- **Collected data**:

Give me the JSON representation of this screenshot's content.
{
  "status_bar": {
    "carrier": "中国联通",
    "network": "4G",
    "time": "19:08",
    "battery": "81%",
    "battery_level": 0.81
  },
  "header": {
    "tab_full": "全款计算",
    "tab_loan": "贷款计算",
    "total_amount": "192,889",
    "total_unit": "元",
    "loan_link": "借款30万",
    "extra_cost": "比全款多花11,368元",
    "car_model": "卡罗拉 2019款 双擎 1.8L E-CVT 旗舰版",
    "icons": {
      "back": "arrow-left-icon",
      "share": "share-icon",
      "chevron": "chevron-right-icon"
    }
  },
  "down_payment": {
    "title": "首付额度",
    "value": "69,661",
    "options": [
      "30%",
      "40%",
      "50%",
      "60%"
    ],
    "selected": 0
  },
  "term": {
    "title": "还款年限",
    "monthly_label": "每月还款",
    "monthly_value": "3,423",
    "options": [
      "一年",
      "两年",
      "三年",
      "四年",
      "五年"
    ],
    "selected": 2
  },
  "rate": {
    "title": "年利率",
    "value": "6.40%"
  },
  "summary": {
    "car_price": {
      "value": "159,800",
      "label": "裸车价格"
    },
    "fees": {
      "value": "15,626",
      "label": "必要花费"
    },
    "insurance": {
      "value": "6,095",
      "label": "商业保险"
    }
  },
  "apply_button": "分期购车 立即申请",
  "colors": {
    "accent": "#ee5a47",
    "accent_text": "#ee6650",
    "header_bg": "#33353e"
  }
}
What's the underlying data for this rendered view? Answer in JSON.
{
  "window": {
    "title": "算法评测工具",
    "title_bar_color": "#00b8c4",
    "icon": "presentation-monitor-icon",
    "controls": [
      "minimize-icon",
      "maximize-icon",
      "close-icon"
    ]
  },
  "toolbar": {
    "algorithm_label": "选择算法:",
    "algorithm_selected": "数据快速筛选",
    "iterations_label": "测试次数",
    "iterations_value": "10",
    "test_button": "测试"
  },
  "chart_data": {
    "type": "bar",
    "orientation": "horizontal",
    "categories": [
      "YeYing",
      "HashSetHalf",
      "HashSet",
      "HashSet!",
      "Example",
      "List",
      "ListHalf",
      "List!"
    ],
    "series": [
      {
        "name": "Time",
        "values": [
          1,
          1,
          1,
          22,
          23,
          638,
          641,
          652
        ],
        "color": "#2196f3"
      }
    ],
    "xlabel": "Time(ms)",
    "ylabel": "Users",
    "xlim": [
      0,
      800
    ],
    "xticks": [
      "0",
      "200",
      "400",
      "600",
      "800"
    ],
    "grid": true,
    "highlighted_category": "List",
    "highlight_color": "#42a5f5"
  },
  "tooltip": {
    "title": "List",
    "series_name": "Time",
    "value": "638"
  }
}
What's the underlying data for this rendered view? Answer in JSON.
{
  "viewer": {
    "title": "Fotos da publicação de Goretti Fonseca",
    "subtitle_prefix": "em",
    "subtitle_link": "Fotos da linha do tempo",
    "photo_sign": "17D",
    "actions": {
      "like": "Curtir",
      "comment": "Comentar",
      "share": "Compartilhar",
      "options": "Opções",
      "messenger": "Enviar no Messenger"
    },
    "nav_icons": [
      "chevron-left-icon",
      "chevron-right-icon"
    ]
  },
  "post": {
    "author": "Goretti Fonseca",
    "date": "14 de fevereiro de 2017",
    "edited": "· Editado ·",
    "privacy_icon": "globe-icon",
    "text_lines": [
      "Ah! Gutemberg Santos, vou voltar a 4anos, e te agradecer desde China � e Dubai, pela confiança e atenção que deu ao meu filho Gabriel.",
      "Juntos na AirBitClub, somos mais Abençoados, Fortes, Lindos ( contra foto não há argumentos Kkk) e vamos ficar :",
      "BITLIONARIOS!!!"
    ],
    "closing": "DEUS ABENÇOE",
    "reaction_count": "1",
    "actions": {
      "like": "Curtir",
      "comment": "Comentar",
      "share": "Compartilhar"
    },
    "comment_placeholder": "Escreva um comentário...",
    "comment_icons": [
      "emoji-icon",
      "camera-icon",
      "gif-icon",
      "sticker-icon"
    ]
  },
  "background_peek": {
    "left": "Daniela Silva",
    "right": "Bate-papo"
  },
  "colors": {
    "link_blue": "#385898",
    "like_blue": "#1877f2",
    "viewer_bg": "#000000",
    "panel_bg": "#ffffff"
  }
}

- **EXERCISE DIRECTIONS**: Copy the records above exactly as they appear.

- **ANSWER FOR THE TASK**:
Give me the JSON representation of this screenshot's content.
{
  "status_bar": {
    "carrier": "中国联通",
    "network": "4G",
    "time": "19:08",
    "battery": "81%",
    "battery_level": 0.81
  },
  "header": {
    "tab_full": "全款计算",
    "tab_loan": "贷款计算",
    "total_amount": "192,889",
    "total_unit": "元",
    "loan_link": "借款30万",
    "extra_cost": "比全款多花11,368元",
    "car_model": "卡罗拉 2019款 双擎 1.8L E-CVT 旗舰版",
    "icons": {
      "back": "arrow-left-icon",
      "share": "share-icon",
      "chevron": "chevron-right-icon"
    }
  },
  "down_payment": {
    "title": "首付额度",
    "value": "69,661",
    "options": [
      "30%",
      "40%",
      "50%",
      "60%"
    ],
    "selected": 0
  },
  "term": {
    "title": "还款年限",
    "monthly_label": "每月还款",
    "monthly_value": "3,423",
    "options": [
      "一年",
      "两年",
      "三年",
      "四年",
      "五年"
    ],
    "selected": 2
  },
  "rate": {
    "title": "年利率",
    "value": "6.40%"
  },
  "summary": {
    "car_price": {
      "value": "159,800",
      "label": "裸车价格"
    },
    "fees": {
      "value": "15,626",
      "label": "必要花费"
    },
    "insurance": {
      "value": "6,095",
      "label": "商业保险"
    }
  },
  "apply_button": "分期购车 立即申请",
  "colors": {
    "accent": "#ee5a47",
    "accent_text": "#ee6650",
    "header_bg": "#33353e"
  }
}
What's the underlying data for this rendered view? Answer in JSON.
{
  "window": {
    "title": "算法评测工具",
    "title_bar_color": "#00b8c4",
    "icon": "presentation-monitor-icon",
    "controls": [
      "minimize-icon",
      "maximize-icon",
      "close-icon"
    ]
  },
  "toolbar": {
    "algorithm_label": "选择算法:",
    "algorithm_selected": "数据快速筛选",
    "iterations_label": "测试次数",
    "iterations_value": "10",
    "test_button": "测试"
  },
  "chart_data": {
    "type": "bar",
    "orientation": "horizontal",
    "categories": [
      "YeYing",
      "HashSetHalf",
      "HashSet",
      "HashSet!",
      "Example",
      "List",
      "ListHalf",
      "List!"
    ],
    "series": [
      {
        "name": "Time",
        "values": [
          1,
          1,
          1,
          22,
          23,
          638,
          641,
          652
        ],
        "color": "#2196f3"
      }
    ],
    "xlabel": "Time(ms)",
    "ylabel": "Users",
    "xlim": [
      0,
      800
    ],
    "xticks": [
      "0",
      "200",
      "400",
      "600",
      "800"
    ],
    "grid": true,
    "highlighted_category": "List",
    "highlight_color": "#42a5f5"
  },
  "tooltip": {
    "title": "List",
    "series_name": "Time",
    "value": "638"
  }
}
What's the underlying data for this rendered view? Answer in JSON.
{
  "viewer": {
    "title": "Fotos da publicação de Goretti Fonseca",
    "subtitle_prefix": "em",
    "subtitle_link": "Fotos da linha do tempo",
    "photo_sign": "17D",
    "actions": {
      "like": "Curtir",
      "comment": "Comentar",
      "share": "Compartilhar",
      "options": "Opções",
      "messenger": "Enviar no Messenger"
    },
    "nav_icons": [
      "chevron-left-icon",
      "chevron-right-icon"
    ]
  },
  "post": {
    "author": "Goretti Fonseca",
    "date": "14 de fevereiro de 2017",
    "edited": "· Editado ·",
    "privacy_icon": "globe-icon",
    "text_lines": [
      "Ah! Gutemberg Santos, vou voltar a 4anos, e te agradecer desde China � e Dubai, pela confiança e atenção que deu ao meu filho Gabriel.",
      "Juntos na AirBitClub, somos mais Abençoados, Fortes, Lindos ( contra foto não há argumentos Kkk) e vamos ficar :",
      "BITLIONARIOS!!!"
    ],
    "closing": "DEUS ABENÇOE",
    "reaction_count": "1",
    "actions": {
      "like": "Curtir",
      "comment": "Comentar",
      "share": "Compartilhar"
    },
    "comment_placeholder": "Escreva um comentário...",
    "comment_icons": [
      "emoji-icon",
      "camera-icon",
      "gif-icon",
      "sticker-icon"
    ]
  },
  "background_peek": {
    "left": "Daniela Silva",
    "right": "Bate-papo"
  },
  "colors": {
    "link_blue": "#385898",
    "like_blue": "#1877f2",
    "viewer_bg": "#000000",
    "panel_bg": "#ffffff"
  }
}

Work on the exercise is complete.